═════ WORKING DATA ═════

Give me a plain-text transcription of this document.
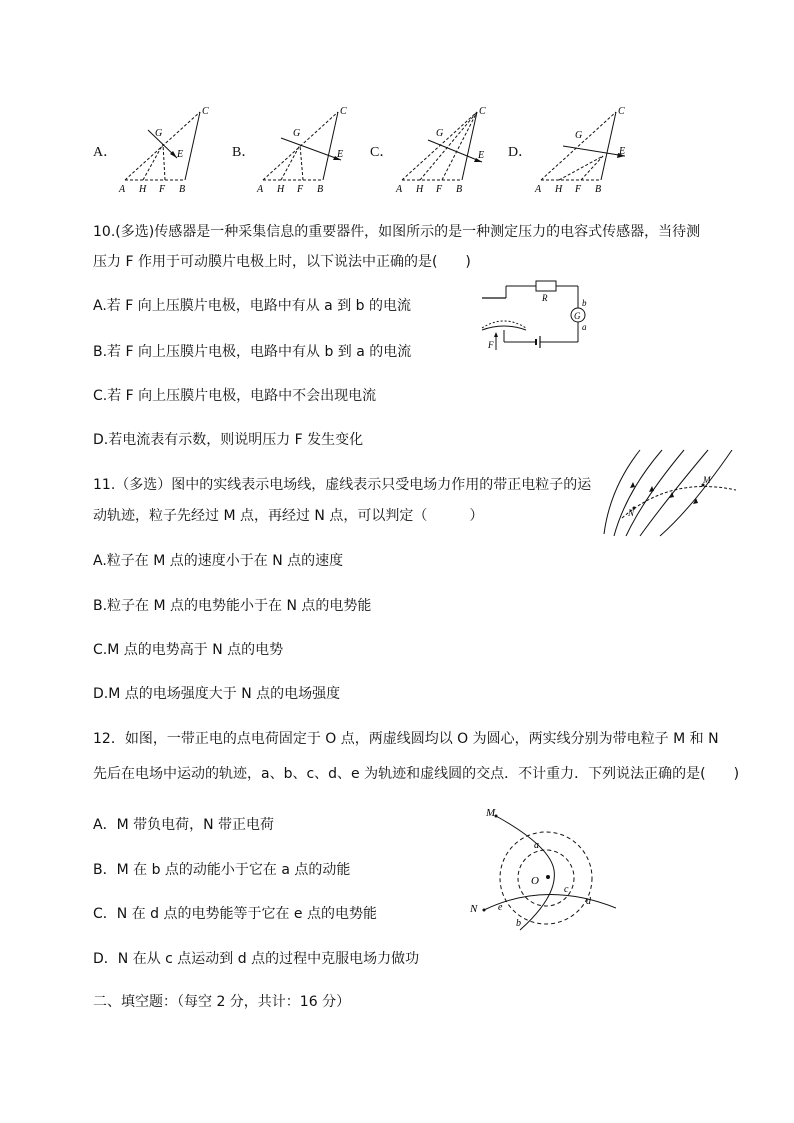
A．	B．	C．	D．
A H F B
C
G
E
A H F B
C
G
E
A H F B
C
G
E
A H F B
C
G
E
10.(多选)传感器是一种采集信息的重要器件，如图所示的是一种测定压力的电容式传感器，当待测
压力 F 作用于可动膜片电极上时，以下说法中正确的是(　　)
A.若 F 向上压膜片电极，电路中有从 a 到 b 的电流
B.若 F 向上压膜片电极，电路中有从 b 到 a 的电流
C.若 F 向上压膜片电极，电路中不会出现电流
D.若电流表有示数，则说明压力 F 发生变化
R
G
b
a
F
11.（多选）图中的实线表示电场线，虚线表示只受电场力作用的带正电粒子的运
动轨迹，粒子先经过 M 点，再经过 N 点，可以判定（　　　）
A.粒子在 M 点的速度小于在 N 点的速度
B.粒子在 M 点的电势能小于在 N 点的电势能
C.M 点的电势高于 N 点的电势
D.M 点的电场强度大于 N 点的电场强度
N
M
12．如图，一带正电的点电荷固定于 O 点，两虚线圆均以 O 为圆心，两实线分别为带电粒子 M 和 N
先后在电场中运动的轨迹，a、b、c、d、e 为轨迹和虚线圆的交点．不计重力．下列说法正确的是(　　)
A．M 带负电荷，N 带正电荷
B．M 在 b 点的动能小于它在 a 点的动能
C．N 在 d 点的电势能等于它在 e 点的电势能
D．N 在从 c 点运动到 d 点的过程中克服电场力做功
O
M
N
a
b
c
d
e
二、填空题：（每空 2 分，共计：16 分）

═════

**INSTRUCTIONS FOR THE TASK:**
Omit pictures; set down the rest of the material word for word.

**ANSWER IN FULL:**
Give me a plain-text transcription of this document.
A．	B．	C．	D．
A H F B
C
G
E
A H F B
C
G
E
A H F B
C
G
E
A H F B
C
G
E
10.(多选)传感器是一种采集信息的重要器件，如图所示的是一种测定压力的电容式传感器，当待测
压力 F 作用于可动膜片电极上时，以下说法中正确的是(　　)
A.若 F 向上压膜片电极，电路中有从 a 到 b 的电流
B.若 F 向上压膜片电极，电路中有从 b 到 a 的电流
C.若 F 向上压膜片电极，电路中不会出现电流
D.若电流表有示数，则说明压力 F 发生变化
R
G
b
a
F
11.（多选）图中的实线表示电场线，虚线表示只受电场力作用的带正电粒子的运
动轨迹，粒子先经过 M 点，再经过 N 点，可以判定（　　　）
A.粒子在 M 点的速度小于在 N 点的速度
B.粒子在 M 点的电势能小于在 N 点的电势能
C.M 点的电势高于 N 点的电势
D.M 点的电场强度大于 N 点的电场强度
N
M
12．如图，一带正电的点电荷固定于 O 点，两虚线圆均以 O 为圆心，两实线分别为带电粒子 M 和 N
先后在电场中运动的轨迹，a、b、c、d、e 为轨迹和虚线圆的交点．不计重力．下列说法正确的是(　　)
A．M 带负电荷，N 带正电荷
B．M 在 b 点的动能小于它在 a 点的动能
C．N 在 d 点的电势能等于它在 e 点的电势能
D．N 在从 c 点运动到 d 点的过程中克服电场力做功
O
M
N
a
b
c
d
e
二、填空题：（每空 2 分，共计：16 分）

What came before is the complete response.